* _GIVEN TASK_: Pull every line containing "Utility" out of the material below.

* _DATA RECORDS_:
[Start]
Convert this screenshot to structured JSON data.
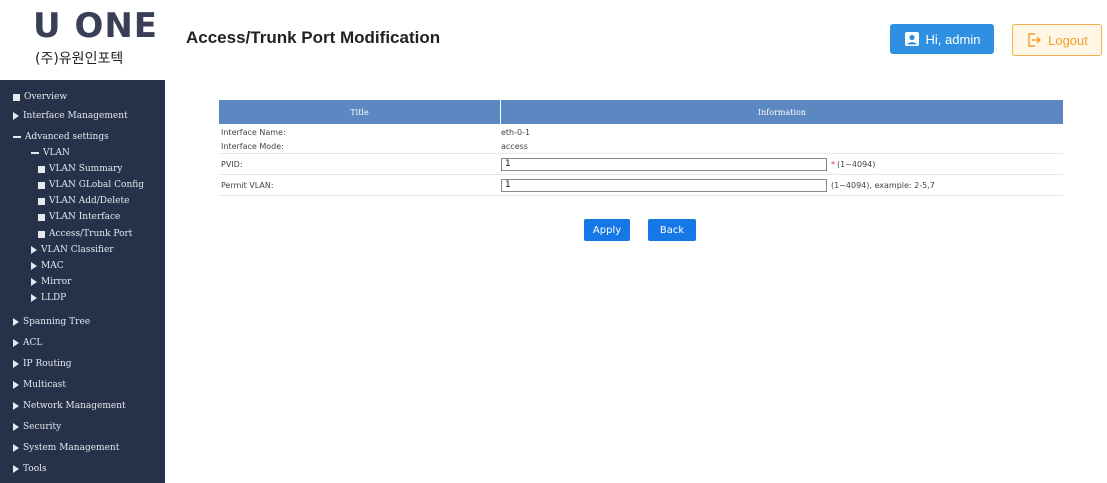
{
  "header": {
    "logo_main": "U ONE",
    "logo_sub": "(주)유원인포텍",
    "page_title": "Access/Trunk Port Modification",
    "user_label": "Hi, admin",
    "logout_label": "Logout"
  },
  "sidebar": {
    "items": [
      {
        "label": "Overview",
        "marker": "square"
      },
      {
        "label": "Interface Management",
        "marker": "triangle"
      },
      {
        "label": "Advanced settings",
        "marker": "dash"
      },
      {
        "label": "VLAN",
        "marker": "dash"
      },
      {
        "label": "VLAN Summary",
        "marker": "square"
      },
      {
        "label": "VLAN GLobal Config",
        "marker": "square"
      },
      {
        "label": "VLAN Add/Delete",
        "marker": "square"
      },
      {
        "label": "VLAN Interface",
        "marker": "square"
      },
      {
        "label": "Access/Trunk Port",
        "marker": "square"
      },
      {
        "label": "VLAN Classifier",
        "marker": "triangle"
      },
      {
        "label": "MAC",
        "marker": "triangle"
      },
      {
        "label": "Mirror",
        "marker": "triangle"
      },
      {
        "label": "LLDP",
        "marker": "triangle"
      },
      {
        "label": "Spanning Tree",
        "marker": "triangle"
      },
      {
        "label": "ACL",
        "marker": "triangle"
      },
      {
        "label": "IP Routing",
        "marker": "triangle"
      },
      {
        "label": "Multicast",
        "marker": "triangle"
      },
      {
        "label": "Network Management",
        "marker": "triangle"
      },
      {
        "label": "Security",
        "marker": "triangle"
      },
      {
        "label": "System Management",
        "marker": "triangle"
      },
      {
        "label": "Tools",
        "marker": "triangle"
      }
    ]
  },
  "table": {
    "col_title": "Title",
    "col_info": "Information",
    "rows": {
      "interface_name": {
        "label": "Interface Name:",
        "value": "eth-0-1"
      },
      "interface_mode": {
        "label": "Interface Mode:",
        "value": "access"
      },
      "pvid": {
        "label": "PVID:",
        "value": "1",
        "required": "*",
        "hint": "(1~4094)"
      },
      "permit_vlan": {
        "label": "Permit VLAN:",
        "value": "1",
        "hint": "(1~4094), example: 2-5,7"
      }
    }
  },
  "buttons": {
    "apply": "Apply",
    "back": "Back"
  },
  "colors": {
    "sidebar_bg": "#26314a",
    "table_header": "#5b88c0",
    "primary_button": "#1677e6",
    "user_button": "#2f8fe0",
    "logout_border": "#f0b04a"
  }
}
[End]
[Start]
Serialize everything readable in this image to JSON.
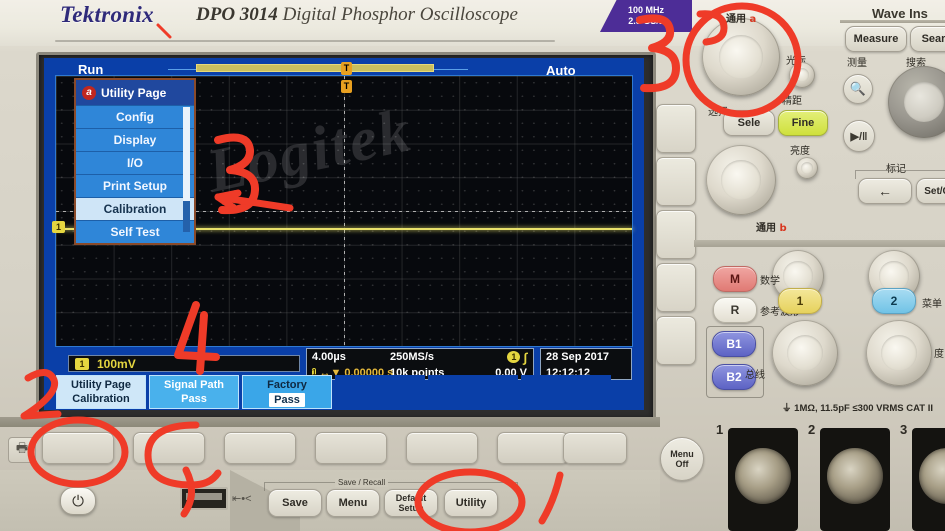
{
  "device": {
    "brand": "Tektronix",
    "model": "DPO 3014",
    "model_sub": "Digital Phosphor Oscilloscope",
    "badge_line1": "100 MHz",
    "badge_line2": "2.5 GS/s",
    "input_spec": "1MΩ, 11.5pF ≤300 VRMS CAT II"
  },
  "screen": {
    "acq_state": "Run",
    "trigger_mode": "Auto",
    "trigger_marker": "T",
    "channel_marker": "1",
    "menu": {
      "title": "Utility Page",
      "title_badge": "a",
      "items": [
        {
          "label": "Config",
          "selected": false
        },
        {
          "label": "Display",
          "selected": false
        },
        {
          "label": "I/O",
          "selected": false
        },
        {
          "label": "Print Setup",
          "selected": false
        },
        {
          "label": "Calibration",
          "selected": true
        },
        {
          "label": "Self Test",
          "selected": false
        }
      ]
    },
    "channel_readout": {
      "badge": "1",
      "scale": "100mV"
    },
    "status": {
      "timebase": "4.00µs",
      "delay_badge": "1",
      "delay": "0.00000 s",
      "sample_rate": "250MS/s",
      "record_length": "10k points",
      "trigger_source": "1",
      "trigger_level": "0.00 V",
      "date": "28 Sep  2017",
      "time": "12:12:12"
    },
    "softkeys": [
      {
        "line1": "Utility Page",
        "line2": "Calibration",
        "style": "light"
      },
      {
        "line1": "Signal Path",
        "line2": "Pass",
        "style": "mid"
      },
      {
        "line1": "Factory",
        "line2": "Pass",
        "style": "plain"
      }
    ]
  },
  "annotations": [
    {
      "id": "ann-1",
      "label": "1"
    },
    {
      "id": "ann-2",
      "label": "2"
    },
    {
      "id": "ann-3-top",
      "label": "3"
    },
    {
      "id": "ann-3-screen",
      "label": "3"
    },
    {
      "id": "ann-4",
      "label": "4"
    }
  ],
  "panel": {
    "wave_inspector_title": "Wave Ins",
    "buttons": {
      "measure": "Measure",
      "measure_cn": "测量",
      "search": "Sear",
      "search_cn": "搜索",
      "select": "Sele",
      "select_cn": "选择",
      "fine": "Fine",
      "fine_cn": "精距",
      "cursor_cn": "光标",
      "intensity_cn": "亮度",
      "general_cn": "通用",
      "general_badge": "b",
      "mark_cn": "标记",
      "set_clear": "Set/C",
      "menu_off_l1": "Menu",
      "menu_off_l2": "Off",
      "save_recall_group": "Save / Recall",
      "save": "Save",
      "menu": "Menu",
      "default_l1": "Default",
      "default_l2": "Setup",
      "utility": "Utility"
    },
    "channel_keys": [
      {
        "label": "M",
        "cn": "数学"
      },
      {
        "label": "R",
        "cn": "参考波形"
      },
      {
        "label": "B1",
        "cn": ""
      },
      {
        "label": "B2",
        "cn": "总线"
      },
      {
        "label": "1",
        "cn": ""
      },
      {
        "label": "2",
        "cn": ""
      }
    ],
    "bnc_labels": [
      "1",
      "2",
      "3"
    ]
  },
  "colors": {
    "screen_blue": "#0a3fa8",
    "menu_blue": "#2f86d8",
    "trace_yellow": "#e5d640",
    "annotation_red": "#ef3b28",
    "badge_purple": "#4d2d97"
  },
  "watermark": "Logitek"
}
[End]
* _ANSWER BELOW_:
      "title": "Utility Page",
        "line1": "Utility Page",
      "utility": "Utility"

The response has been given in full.